Directive 1
Reproduce the records word for word, beginning with their first line and ending with the line that contains "55, 1089, 77]", including both of those lines.

Selected extract
========

# Realistic Looking Fake Plants??



## a82allison (Jul 17, 2008)

Can anyone recommend a brand that makes realistic looking fake plants? I don't want junk that looks really cheesy. I'm going for a very natural looking tank. All the plant decor I see at the big box stores looks to silly for me. So is there a good place online to buy? I need some recommendations please!


----------



## EricG (Feb 13, 2004)

I bought some from F&S similar to this http://www.drsfostersmith.com/product/pet_supplies.cfm?c=3578+6635+7393

Not sure if they were exactly these or not but they look realistic enough.
Good luck.

Eric


----------



## Philg (May 14, 2007)

These look pretty good once they're in the water


----------



## Oscar Madison (Mar 24, 2008)

Silk is better looking than the plastic fake plants.


----------



## alicem (Jul 26, 2007)

========

Extracted data

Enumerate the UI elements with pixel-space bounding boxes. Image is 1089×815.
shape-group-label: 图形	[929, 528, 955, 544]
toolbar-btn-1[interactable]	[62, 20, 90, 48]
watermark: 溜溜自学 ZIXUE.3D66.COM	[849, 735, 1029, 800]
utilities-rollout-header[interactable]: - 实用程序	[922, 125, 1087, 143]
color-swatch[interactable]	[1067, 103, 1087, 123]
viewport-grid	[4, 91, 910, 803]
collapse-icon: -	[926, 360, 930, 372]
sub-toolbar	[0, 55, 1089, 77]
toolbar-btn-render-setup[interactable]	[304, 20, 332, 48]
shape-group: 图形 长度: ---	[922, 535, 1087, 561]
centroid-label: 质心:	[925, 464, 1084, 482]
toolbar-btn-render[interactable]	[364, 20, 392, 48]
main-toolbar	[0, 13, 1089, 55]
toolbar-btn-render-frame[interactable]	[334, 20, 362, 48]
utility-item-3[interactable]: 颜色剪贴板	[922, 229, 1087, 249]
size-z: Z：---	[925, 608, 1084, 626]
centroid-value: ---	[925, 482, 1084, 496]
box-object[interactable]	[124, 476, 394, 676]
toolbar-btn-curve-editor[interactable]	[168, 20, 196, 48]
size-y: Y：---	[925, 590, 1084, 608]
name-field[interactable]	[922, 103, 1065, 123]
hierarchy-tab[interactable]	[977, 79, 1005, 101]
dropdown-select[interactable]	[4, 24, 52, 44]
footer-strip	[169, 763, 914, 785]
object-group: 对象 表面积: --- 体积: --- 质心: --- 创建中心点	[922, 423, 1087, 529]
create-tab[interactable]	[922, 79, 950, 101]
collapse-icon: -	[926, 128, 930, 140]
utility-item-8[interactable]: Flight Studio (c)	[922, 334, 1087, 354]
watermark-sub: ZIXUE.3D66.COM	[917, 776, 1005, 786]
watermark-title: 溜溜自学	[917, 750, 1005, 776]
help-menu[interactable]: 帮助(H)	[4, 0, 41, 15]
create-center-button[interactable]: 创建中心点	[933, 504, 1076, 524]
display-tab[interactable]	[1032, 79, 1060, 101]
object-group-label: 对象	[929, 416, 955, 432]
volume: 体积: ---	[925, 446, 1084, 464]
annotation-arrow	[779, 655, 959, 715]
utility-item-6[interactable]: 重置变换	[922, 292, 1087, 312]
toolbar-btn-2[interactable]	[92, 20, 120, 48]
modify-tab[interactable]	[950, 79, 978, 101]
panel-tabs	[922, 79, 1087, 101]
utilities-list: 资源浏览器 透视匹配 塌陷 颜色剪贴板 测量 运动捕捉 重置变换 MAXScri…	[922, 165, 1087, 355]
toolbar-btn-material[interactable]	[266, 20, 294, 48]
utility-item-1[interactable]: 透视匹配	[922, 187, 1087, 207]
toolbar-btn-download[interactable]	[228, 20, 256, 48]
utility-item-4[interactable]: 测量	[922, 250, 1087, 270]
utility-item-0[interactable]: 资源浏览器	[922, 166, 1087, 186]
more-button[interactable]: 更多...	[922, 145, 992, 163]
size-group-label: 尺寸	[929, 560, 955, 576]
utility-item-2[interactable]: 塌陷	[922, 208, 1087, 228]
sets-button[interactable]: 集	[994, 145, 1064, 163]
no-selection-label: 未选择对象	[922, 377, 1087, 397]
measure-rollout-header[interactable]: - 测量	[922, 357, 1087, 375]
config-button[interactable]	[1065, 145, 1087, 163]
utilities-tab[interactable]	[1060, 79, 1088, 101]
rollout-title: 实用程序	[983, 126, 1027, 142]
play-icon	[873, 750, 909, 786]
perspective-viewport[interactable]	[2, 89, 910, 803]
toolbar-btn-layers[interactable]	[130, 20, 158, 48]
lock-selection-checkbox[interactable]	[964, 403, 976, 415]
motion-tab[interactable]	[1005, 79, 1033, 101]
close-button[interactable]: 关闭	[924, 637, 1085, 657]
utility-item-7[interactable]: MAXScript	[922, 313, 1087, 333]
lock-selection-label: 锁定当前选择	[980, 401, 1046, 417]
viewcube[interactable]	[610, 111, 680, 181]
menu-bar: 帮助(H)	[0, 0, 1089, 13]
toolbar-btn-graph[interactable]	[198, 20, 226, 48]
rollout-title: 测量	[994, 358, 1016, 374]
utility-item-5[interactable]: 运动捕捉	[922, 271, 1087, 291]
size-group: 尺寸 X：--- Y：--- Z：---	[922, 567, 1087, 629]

========

Directive 2
In the forum thread about realistic-looking fake plants, which material does Oscar Madison say looks better than plastic?

Complete answer 1
Enumerate the UI elements with pixel-space bounding boxes. Image is 1089×815.
shape-group-label: 图形	[929, 528, 955, 544]
toolbar-btn-1[interactable]	[62, 20, 90, 48]
watermark: 溜溜自学 ZIXUE.3D66.COM	[849, 735, 1029, 800]
utilities-rollout-header[interactable]: - 实用程序	[922, 125, 1087, 143]
color-swatch[interactable]	[1067, 103, 1087, 123]
viewport-grid	[4, 91, 910, 803]
collapse-icon: -	[926, 360, 930, 372]
sub-toolbar	[0, 55, 1089, 77]

Complete answer 2
Silk